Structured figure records
================

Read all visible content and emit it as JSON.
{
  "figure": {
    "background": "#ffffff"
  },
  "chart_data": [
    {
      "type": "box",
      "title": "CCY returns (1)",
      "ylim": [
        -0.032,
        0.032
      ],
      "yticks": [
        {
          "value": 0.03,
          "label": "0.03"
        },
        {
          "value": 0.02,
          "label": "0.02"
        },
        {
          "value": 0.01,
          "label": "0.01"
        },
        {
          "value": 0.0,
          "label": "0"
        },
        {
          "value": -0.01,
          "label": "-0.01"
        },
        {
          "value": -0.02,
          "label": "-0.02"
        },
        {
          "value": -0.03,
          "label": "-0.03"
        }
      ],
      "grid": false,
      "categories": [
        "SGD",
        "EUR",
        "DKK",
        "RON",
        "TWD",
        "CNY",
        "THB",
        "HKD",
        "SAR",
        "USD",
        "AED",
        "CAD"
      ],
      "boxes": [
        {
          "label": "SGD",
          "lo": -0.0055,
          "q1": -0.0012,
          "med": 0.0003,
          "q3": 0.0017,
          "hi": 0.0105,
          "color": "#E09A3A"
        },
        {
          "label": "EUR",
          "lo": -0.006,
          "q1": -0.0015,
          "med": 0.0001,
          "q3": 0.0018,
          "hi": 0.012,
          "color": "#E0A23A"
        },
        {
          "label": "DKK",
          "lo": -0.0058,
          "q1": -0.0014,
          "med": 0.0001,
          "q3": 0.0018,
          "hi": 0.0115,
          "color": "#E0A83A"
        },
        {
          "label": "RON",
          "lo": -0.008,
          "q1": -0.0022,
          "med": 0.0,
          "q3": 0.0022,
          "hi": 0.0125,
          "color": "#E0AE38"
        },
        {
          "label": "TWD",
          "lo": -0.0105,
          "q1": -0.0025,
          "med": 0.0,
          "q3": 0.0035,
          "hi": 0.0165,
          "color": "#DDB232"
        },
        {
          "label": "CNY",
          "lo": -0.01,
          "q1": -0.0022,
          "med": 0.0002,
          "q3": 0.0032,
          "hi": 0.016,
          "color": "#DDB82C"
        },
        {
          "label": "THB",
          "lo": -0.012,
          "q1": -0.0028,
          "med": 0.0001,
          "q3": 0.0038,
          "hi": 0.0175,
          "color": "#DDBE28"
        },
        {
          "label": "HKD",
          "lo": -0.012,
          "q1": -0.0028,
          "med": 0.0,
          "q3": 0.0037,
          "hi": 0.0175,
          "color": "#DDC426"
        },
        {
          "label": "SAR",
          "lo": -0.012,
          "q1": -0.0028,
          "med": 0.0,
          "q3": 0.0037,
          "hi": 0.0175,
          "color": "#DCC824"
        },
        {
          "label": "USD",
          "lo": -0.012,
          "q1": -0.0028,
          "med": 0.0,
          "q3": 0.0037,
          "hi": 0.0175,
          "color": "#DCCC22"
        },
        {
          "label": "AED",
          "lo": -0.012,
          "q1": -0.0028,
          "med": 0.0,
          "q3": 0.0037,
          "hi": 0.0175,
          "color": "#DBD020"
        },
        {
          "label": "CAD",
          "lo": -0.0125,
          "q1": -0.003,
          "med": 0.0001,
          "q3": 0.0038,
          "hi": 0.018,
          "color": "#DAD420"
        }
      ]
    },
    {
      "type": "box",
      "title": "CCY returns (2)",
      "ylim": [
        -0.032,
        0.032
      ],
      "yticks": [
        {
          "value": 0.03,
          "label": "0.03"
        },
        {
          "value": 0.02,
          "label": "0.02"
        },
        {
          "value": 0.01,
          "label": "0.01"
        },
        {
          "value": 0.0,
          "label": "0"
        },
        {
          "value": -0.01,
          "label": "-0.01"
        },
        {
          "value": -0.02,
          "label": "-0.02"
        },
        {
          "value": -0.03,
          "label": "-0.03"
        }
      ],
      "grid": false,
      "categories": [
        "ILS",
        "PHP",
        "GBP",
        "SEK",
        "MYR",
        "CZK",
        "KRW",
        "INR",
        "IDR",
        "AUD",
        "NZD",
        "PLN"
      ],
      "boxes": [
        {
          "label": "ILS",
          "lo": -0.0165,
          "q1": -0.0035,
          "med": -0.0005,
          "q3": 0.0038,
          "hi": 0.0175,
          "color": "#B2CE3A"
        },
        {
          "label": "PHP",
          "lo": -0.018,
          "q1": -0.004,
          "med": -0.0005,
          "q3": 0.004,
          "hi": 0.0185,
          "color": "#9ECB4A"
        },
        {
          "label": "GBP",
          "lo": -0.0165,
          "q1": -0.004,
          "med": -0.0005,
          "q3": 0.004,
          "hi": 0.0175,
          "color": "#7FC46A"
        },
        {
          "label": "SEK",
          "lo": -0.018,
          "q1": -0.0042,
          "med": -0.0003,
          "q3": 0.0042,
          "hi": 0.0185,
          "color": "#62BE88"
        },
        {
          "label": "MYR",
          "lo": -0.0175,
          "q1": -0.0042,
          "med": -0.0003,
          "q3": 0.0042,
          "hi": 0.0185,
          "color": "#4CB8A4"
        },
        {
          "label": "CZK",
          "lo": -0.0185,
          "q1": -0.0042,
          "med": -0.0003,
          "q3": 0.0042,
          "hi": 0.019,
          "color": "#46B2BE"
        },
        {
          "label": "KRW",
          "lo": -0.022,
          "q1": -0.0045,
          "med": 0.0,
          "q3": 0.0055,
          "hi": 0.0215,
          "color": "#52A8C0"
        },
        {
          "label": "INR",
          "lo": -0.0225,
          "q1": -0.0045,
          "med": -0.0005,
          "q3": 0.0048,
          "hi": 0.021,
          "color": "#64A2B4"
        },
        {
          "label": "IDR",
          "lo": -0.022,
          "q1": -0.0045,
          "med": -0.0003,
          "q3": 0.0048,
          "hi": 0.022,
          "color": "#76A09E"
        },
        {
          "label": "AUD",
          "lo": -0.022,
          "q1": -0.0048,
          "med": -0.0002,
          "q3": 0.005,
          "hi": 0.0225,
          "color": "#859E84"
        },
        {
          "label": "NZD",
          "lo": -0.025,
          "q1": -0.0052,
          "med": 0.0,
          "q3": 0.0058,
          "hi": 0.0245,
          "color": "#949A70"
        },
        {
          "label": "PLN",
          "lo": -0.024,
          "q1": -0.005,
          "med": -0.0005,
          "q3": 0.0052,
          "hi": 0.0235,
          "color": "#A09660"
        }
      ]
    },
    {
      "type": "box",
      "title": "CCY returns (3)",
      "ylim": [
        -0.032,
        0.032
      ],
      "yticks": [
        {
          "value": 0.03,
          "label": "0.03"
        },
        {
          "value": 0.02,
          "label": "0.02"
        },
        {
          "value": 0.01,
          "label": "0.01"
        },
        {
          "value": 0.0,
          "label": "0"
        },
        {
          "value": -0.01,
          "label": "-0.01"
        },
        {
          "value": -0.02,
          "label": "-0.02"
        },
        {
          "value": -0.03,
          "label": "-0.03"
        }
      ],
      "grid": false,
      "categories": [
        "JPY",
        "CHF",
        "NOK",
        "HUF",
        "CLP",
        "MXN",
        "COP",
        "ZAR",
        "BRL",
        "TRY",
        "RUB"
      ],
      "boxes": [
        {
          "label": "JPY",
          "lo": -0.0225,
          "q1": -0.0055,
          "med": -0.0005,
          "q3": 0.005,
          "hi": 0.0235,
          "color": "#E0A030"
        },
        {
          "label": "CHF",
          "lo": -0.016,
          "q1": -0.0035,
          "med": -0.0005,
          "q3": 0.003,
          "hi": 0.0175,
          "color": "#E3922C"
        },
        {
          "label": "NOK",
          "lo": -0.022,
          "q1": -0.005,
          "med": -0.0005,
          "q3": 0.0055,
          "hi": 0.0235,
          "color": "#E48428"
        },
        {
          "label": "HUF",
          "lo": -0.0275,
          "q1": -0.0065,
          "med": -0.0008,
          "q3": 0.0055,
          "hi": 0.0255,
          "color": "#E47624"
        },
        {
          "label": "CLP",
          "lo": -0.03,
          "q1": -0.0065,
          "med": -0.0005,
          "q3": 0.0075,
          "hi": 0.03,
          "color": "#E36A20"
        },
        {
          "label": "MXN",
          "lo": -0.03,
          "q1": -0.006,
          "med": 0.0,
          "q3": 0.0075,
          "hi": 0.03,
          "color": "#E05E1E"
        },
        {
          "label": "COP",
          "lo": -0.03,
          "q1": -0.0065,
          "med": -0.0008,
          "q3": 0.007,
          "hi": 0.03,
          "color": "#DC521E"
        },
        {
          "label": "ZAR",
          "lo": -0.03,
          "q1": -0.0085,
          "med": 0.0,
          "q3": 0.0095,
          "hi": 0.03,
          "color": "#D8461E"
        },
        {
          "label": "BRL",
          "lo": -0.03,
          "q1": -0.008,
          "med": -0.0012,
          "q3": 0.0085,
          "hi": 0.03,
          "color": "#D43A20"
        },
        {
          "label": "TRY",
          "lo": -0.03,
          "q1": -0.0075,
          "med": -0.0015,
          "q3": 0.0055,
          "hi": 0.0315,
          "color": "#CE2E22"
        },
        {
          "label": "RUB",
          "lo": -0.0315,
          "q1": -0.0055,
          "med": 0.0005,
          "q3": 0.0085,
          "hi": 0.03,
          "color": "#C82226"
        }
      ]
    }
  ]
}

================

Task instructions: Track down the lines that include the word "title" and copy them.

Solution to this exercise:
      "title": "CCY returns (1)",
      "title": "CCY returns (2)",
      "title": "CCY returns (3)",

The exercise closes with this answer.